Check every line below for the word "Canadian" and show those that hold it.

## Material provided:
• • •

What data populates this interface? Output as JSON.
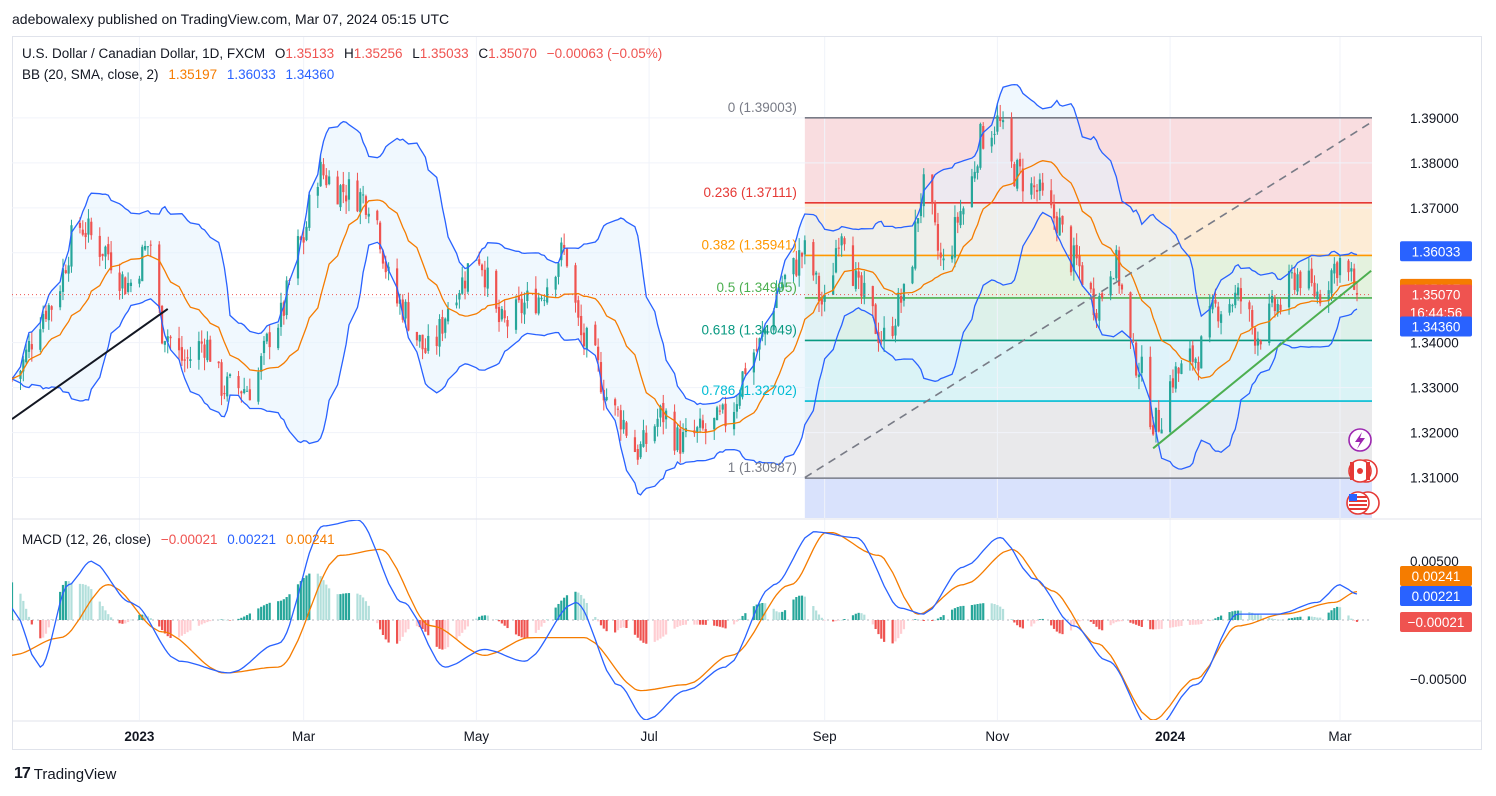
{
  "header": {
    "publisher_line": "adebowalexy published on TradingView.com, Mar 07, 2024 05:15 UTC"
  },
  "legend": {
    "symbol": "U.S. Dollar / Canadian Dollar, 1D, FXCM",
    "o_label": "O",
    "o_value": "1.35133",
    "h_label": "H",
    "h_value": "1.35256",
    "l_label": "L",
    "l_value": "1.35033",
    "c_label": "C",
    "c_value": "1.35070",
    "change": "−0.00063 (−0.05%)",
    "bb_label": "BB (20, SMA, close, 2)",
    "bb_basis": "1.35197",
    "bb_upper": "1.36033",
    "bb_lower": "1.34360",
    "macd_label": "MACD (12, 26, close)",
    "macd_hist": "−0.00021",
    "macd_line": "0.00221",
    "macd_signal": "0.00241"
  },
  "colors": {
    "up": "#26a69a",
    "down": "#ef5350",
    "bb_band": "#2962ff",
    "bb_basis": "#f57c00",
    "bb_fill": "#e3f2fd",
    "macd_line": "#2962ff",
    "signal_line": "#f57c00",
    "text": "#131722",
    "axis_text": "#131722"
  },
  "footer": {
    "brand": "TradingView",
    "logo_glyph": "17"
  },
  "chart_data": [
    {
      "type": "candlestick",
      "title": "U.S. Dollar / Canadian Dollar, 1D, FXCM",
      "ylim": [
        1.301,
        1.408
      ],
      "y_ticks": [
        "1.39000",
        "1.38000",
        "1.37000",
        "1.36000",
        "1.35000",
        "1.34000",
        "1.33000",
        "1.32000",
        "1.31000"
      ],
      "y_tick_values": [
        1.39,
        1.38,
        1.37,
        1.36,
        1.35,
        1.34,
        1.33,
        1.32,
        1.31
      ],
      "x_ticks": [
        "2023",
        "Mar",
        "May",
        "Jul",
        "Sep",
        "Nov",
        "2024",
        "Mar"
      ],
      "x_tick_dates": [
        "2023-01-02",
        "2023-03-01",
        "2023-05-01",
        "2023-07-01",
        "2023-09-01",
        "2023-11-01",
        "2024-01-01",
        "2024-03-01"
      ],
      "date_range": [
        "2022-11-18",
        "2024-03-07"
      ],
      "price_path": [
        [
          "2022-11-18",
          1.332
        ],
        [
          "2022-12-01",
          1.348
        ],
        [
          "2022-12-12",
          1.366
        ],
        [
          "2022-12-20",
          1.361
        ],
        [
          "2022-12-29",
          1.353
        ],
        [
          "2023-01-06",
          1.362
        ],
        [
          "2023-01-10",
          1.343
        ],
        [
          "2023-01-18",
          1.336
        ],
        [
          "2023-01-25",
          1.34
        ],
        [
          "2023-02-01",
          1.33
        ],
        [
          "2023-02-10",
          1.33
        ],
        [
          "2023-02-20",
          1.345
        ],
        [
          "2023-02-28",
          1.362
        ],
        [
          "2023-03-06",
          1.378
        ],
        [
          "2023-03-15",
          1.374
        ],
        [
          "2023-03-24",
          1.372
        ],
        [
          "2023-04-03",
          1.349
        ],
        [
          "2023-04-14",
          1.338
        ],
        [
          "2023-04-25",
          1.353
        ],
        [
          "2023-05-01",
          1.36
        ],
        [
          "2023-05-10",
          1.344
        ],
        [
          "2023-05-22",
          1.35
        ],
        [
          "2023-06-01",
          1.36
        ],
        [
          "2023-06-08",
          1.34
        ],
        [
          "2023-06-20",
          1.324
        ],
        [
          "2023-06-27",
          1.316
        ],
        [
          "2023-07-06",
          1.324
        ],
        [
          "2023-07-12",
          1.318
        ],
        [
          "2023-07-20",
          1.32
        ],
        [
          "2023-07-28",
          1.323
        ],
        [
          "2023-08-07",
          1.338
        ],
        [
          "2023-08-18",
          1.354
        ],
        [
          "2023-08-25",
          1.36
        ],
        [
          "2023-09-01",
          1.348
        ],
        [
          "2023-09-07",
          1.366
        ],
        [
          "2023-09-14",
          1.35
        ],
        [
          "2023-09-22",
          1.341
        ],
        [
          "2023-09-29",
          1.35
        ],
        [
          "2023-10-06",
          1.374
        ],
        [
          "2023-10-13",
          1.357
        ],
        [
          "2023-10-20",
          1.37
        ],
        [
          "2023-10-27",
          1.386
        ],
        [
          "2023-11-01",
          1.389
        ],
        [
          "2023-11-07",
          1.378
        ],
        [
          "2023-11-14",
          1.374
        ],
        [
          "2023-11-21",
          1.368
        ],
        [
          "2023-11-28",
          1.358
        ],
        [
          "2023-12-06",
          1.349
        ],
        [
          "2023-12-12",
          1.358
        ],
        [
          "2023-12-20",
          1.336
        ],
        [
          "2023-12-27",
          1.322
        ],
        [
          "2024-01-03",
          1.333
        ],
        [
          "2024-01-10",
          1.337
        ],
        [
          "2024-01-18",
          1.348
        ],
        [
          "2024-01-25",
          1.35
        ],
        [
          "2024-02-01",
          1.342
        ],
        [
          "2024-02-08",
          1.348
        ],
        [
          "2024-02-15",
          1.355
        ],
        [
          "2024-02-22",
          1.351
        ],
        [
          "2024-03-01",
          1.358
        ],
        [
          "2024-03-05",
          1.354
        ],
        [
          "2024-03-07",
          1.3507
        ]
      ],
      "bollinger": {
        "upper": "1.36033",
        "basis": "1.35197",
        "lower": "1.34360"
      },
      "fibonacci": [
        {
          "ratio": "0",
          "label": "0 (1.39003)",
          "price": 1.39003,
          "line_color": "#787b86",
          "zone_color": "#f8d7da"
        },
        {
          "ratio": "0.236",
          "label": "0.236 (1.37111)",
          "price": 1.37111,
          "line_color": "#e53935",
          "zone_color": "#fde9cf"
        },
        {
          "ratio": "0.382",
          "label": "0.382 (1.35941)",
          "price": 1.35941,
          "line_color": "#ff9800",
          "zone_color": "#dff0d8"
        },
        {
          "ratio": "0.5",
          "label": "0.5 (1.34995)",
          "price": 1.34995,
          "line_color": "#4caf50",
          "zone_color": "#d7efe6"
        },
        {
          "ratio": "0.618",
          "label": "0.618 (1.34049)",
          "price": 1.34049,
          "line_color": "#089981",
          "zone_color": "#d3f1f4"
        },
        {
          "ratio": "0.786",
          "label": "0.786 (1.32702)",
          "price": 1.32702,
          "line_color": "#00bcd4",
          "zone_color": "#e5e5e8"
        },
        {
          "ratio": "1",
          "label": "1 (1.30987)",
          "price": 1.30987,
          "line_color": "#787b86",
          "zone_color": "#d2ddfb"
        }
      ],
      "trend_lines": [
        {
          "color": "#131722",
          "from": [
            "2022-11-18",
            1.323
          ],
          "to": [
            "2023-01-12",
            1.3475
          ]
        },
        {
          "color": "#4caf50",
          "from": [
            "2023-12-26",
            1.3165
          ],
          "to": [
            "2024-03-12",
            1.356
          ]
        },
        {
          "color": "#787b86",
          "dashed": true,
          "from": [
            "2023-08-25",
            1.31
          ],
          "to": [
            "2024-03-12",
            1.389
          ]
        }
      ],
      "price_scale_labels": [
        {
          "text": "1.36033",
          "price": 1.36033,
          "bg": "#2962ff"
        },
        {
          "text": "1.35197",
          "price": 1.35197,
          "bg": "#f57c00"
        },
        {
          "text": "1.35070",
          "price": 1.3507,
          "bg": "#ef5350",
          "sub_text": "16:44:56"
        },
        {
          "text": "1.34360",
          "price": 1.3436,
          "bg": "#2962ff"
        }
      ],
      "event_icons": [
        "lightning-icon",
        "canada-flag-icon",
        "usa-flag-icon"
      ]
    },
    {
      "type": "macd",
      "title": "MACD (12, 26, close)",
      "ylim": [
        -0.0085,
        0.0085
      ],
      "y_ticks": [
        "0.00500",
        "−0.00500"
      ],
      "y_tick_values": [
        0.005,
        -0.005
      ],
      "macd_path": [
        [
          "2022-11-18",
          0.001
        ],
        [
          "2022-11-28",
          -0.004
        ],
        [
          "2022-12-08",
          0.003
        ],
        [
          "2022-12-16",
          0.005
        ],
        [
          "2022-12-30",
          0.0015
        ],
        [
          "2023-01-16",
          -0.0035
        ],
        [
          "2023-02-03",
          -0.0045
        ],
        [
          "2023-02-20",
          -0.002
        ],
        [
          "2023-03-08",
          0.008
        ],
        [
          "2023-03-20",
          0.0085
        ],
        [
          "2023-04-05",
          0.0015
        ],
        [
          "2023-04-20",
          -0.004
        ],
        [
          "2023-05-04",
          -0.0025
        ],
        [
          "2023-05-18",
          -0.0035
        ],
        [
          "2023-06-05",
          0.0015
        ],
        [
          "2023-06-20",
          -0.0055
        ],
        [
          "2023-06-30",
          -0.0085
        ],
        [
          "2023-07-14",
          -0.006
        ],
        [
          "2023-07-28",
          -0.004
        ],
        [
          "2023-08-14",
          0.003
        ],
        [
          "2023-08-28",
          0.0075
        ],
        [
          "2023-09-12",
          0.007
        ],
        [
          "2023-09-28",
          0.001
        ],
        [
          "2023-10-06",
          0.0005
        ],
        [
          "2023-10-20",
          0.0045
        ],
        [
          "2023-11-02",
          0.007
        ],
        [
          "2023-11-14",
          0.0035
        ],
        [
          "2023-11-28",
          -0.0005
        ],
        [
          "2023-12-10",
          -0.0035
        ],
        [
          "2023-12-26",
          -0.0095
        ],
        [
          "2024-01-10",
          -0.0055
        ],
        [
          "2024-01-25",
          0.0005
        ],
        [
          "2024-02-08",
          0.0005
        ],
        [
          "2024-02-22",
          0.0015
        ],
        [
          "2024-03-01",
          0.003
        ],
        [
          "2024-03-07",
          0.00221
        ]
      ],
      "signal_path": [
        [
          "2022-11-18",
          -0.003
        ],
        [
          "2022-12-05",
          -0.0015
        ],
        [
          "2022-12-22",
          0.003
        ],
        [
          "2023-01-10",
          -0.001
        ],
        [
          "2023-02-01",
          -0.0045
        ],
        [
          "2023-02-20",
          -0.004
        ],
        [
          "2023-03-14",
          0.0055
        ],
        [
          "2023-03-28",
          0.006
        ],
        [
          "2023-04-15",
          -0.0005
        ],
        [
          "2023-05-04",
          -0.003
        ],
        [
          "2023-05-20",
          -0.0015
        ],
        [
          "2023-06-08",
          -0.0015
        ],
        [
          "2023-06-28",
          -0.006
        ],
        [
          "2023-07-14",
          -0.0055
        ],
        [
          "2023-07-30",
          -0.003
        ],
        [
          "2023-08-20",
          0.003
        ],
        [
          "2023-09-02",
          0.0075
        ],
        [
          "2023-09-20",
          0.0055
        ],
        [
          "2023-10-04",
          0.0005
        ],
        [
          "2023-10-20",
          0.003
        ],
        [
          "2023-11-06",
          0.006
        ],
        [
          "2023-11-20",
          0.0025
        ],
        [
          "2023-12-06",
          -0.002
        ],
        [
          "2023-12-26",
          -0.0085
        ],
        [
          "2024-01-10",
          -0.005
        ],
        [
          "2024-01-25",
          -0.0005
        ],
        [
          "2024-02-10",
          0.0005
        ],
        [
          "2024-02-28",
          0.0015
        ],
        [
          "2024-03-07",
          0.00241
        ]
      ],
      "hist_color_rule": "green above zero, red below; lighter while shrinking",
      "scale_labels": [
        {
          "text": "0.00241",
          "value": 0.00241,
          "bg": "#f57c00"
        },
        {
          "text": "0.00221",
          "value": 0.00221,
          "bg": "#2962ff"
        },
        {
          "text": "−0.00021",
          "value": -0.00021,
          "bg": "#ef5350"
        }
      ]
    }
  ]
}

• • •

## The completed task:
    "symbol": "U.S. Dollar / Canadian Dollar, 1D, FXCM",
      "title": "U.S. Dollar / Canadian Dollar, 1D, FXCM",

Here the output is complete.